> [What is required]
Copy out every line that contains "dựng".

┏━━

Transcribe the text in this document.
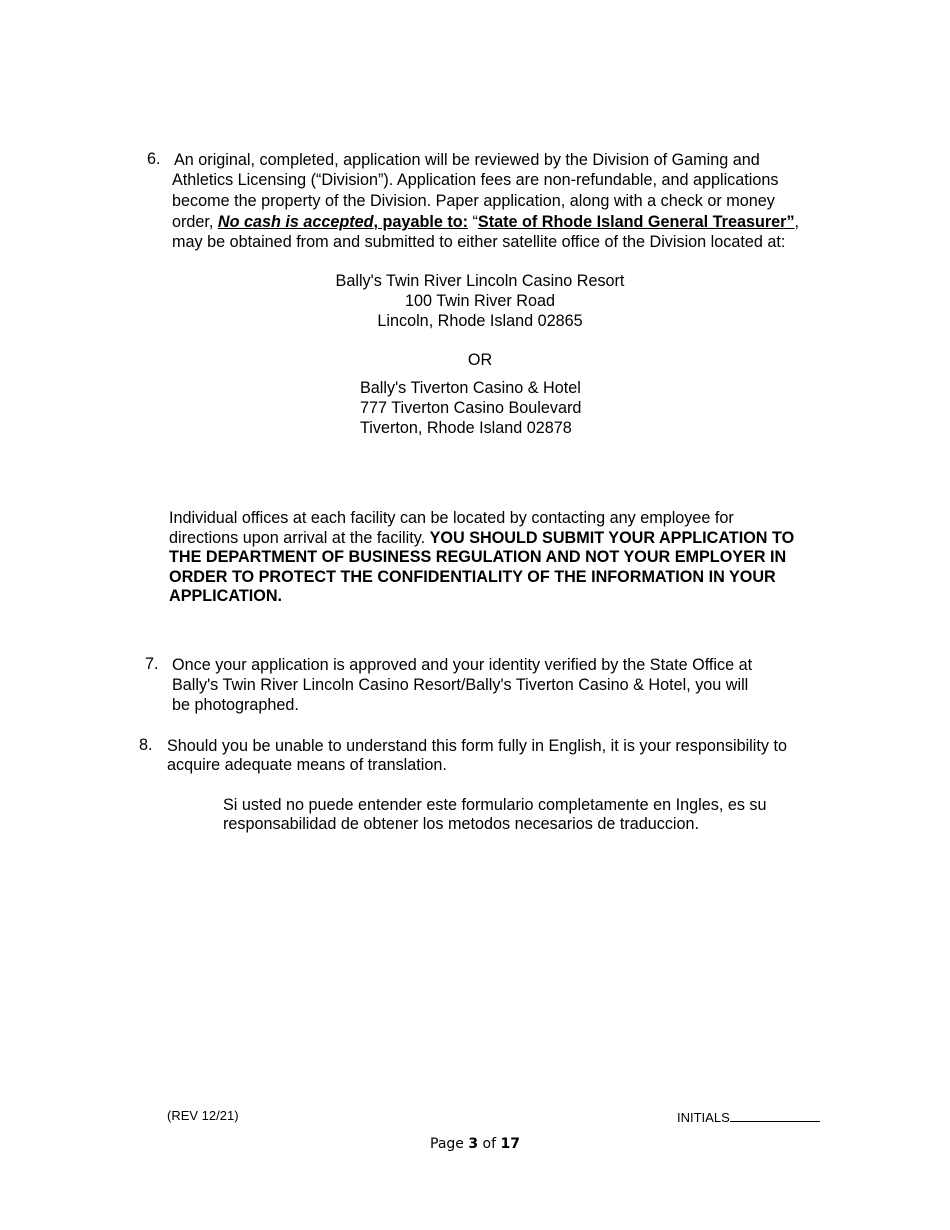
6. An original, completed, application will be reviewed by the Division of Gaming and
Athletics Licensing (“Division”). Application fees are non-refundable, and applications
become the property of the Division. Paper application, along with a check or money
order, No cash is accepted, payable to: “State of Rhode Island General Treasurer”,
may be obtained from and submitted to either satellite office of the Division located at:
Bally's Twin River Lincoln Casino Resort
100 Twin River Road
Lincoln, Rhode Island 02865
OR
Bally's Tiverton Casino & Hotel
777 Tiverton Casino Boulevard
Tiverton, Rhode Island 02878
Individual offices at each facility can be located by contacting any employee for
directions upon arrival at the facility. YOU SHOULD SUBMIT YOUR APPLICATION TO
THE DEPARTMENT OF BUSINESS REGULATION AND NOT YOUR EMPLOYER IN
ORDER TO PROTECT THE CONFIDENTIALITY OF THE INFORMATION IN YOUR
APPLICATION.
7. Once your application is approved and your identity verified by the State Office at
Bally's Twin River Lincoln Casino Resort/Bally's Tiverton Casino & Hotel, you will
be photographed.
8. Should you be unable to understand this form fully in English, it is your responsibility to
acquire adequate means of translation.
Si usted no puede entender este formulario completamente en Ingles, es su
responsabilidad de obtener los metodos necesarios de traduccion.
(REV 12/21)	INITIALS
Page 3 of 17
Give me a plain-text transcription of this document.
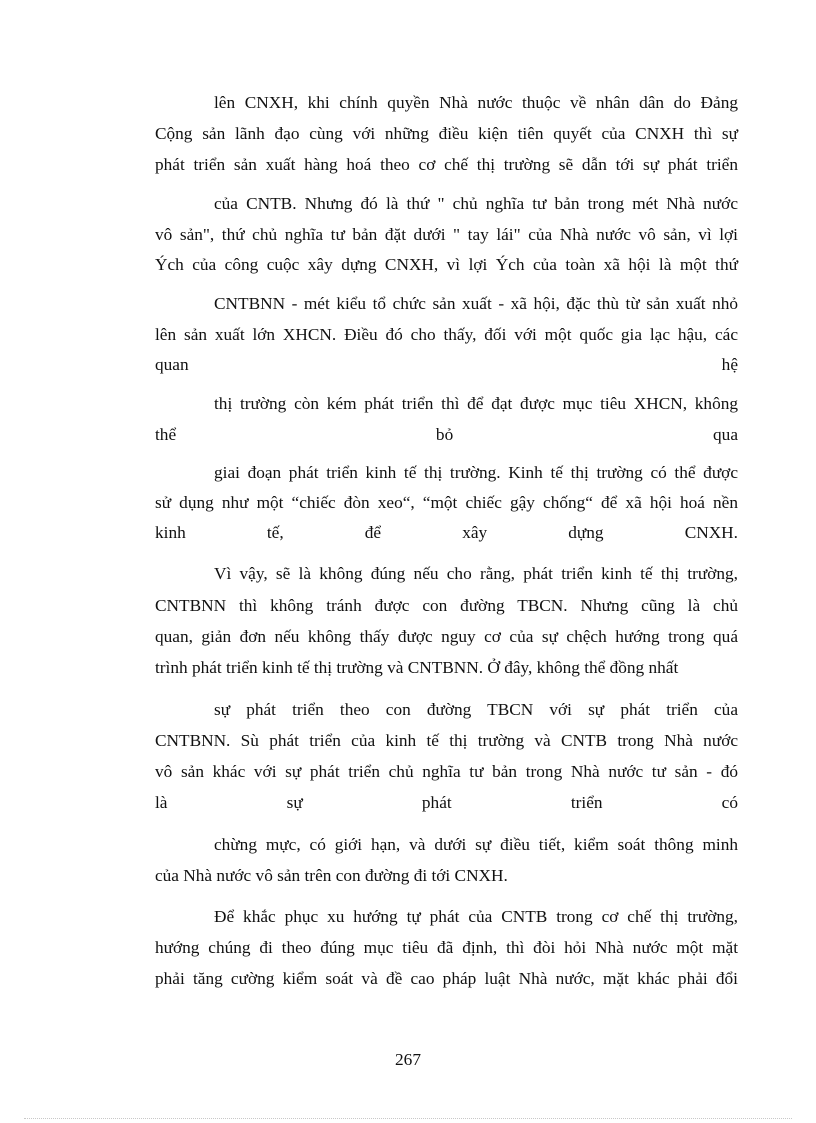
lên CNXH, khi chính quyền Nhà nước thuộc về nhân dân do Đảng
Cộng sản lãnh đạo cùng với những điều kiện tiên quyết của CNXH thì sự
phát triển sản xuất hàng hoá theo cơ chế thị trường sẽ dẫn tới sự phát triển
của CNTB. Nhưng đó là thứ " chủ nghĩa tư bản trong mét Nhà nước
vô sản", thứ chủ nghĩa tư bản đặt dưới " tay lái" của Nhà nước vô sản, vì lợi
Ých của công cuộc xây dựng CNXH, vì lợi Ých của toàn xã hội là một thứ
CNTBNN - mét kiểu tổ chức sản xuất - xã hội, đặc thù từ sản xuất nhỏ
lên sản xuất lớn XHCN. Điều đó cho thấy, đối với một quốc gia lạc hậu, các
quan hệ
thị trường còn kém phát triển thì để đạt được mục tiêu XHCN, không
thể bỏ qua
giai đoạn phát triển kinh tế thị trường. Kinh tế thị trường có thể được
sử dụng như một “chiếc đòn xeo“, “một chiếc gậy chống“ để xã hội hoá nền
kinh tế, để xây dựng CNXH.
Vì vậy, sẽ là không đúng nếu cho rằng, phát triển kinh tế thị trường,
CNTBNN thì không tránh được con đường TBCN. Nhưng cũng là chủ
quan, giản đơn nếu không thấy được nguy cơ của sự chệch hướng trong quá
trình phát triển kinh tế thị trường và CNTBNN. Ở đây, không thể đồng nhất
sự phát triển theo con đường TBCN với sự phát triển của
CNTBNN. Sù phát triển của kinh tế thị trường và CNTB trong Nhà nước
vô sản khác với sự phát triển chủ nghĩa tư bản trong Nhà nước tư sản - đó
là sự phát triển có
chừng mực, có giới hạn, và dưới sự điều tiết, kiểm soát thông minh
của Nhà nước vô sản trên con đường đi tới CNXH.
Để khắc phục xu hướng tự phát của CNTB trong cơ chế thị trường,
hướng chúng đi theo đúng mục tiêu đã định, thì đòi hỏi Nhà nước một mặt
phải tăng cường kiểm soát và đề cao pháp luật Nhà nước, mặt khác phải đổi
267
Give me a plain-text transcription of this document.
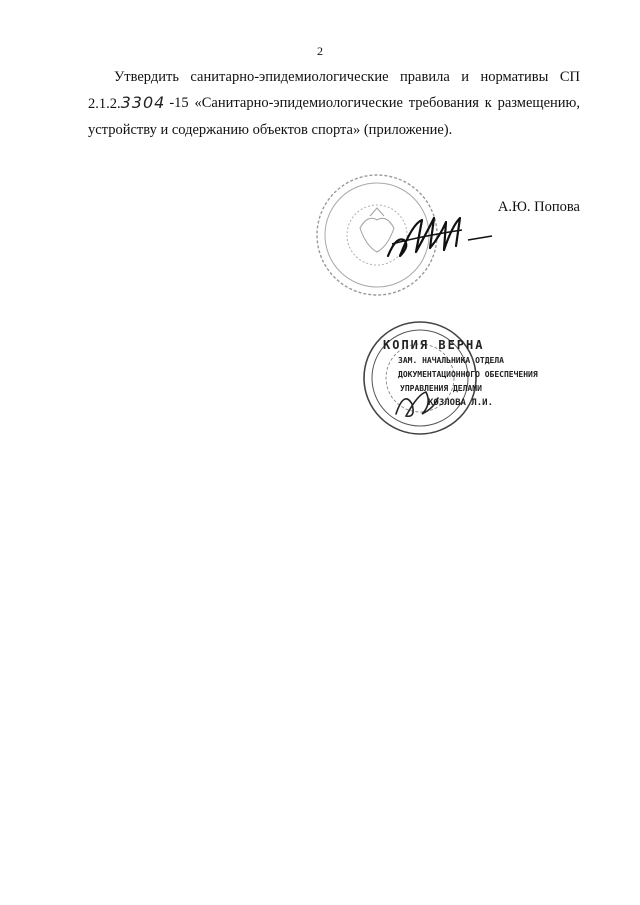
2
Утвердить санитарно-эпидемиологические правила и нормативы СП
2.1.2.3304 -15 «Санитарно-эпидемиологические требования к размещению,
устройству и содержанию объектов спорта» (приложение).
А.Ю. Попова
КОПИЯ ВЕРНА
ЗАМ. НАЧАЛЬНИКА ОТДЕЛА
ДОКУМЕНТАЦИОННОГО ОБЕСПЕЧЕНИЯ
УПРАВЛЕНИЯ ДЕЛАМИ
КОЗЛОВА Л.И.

┗━━

> [Answer for the task]
Ých của công cuộc xây dựng CNXH, vì lợi Ých của toàn xã hội là một thứ
kinh tế, để xây dựng CNXH.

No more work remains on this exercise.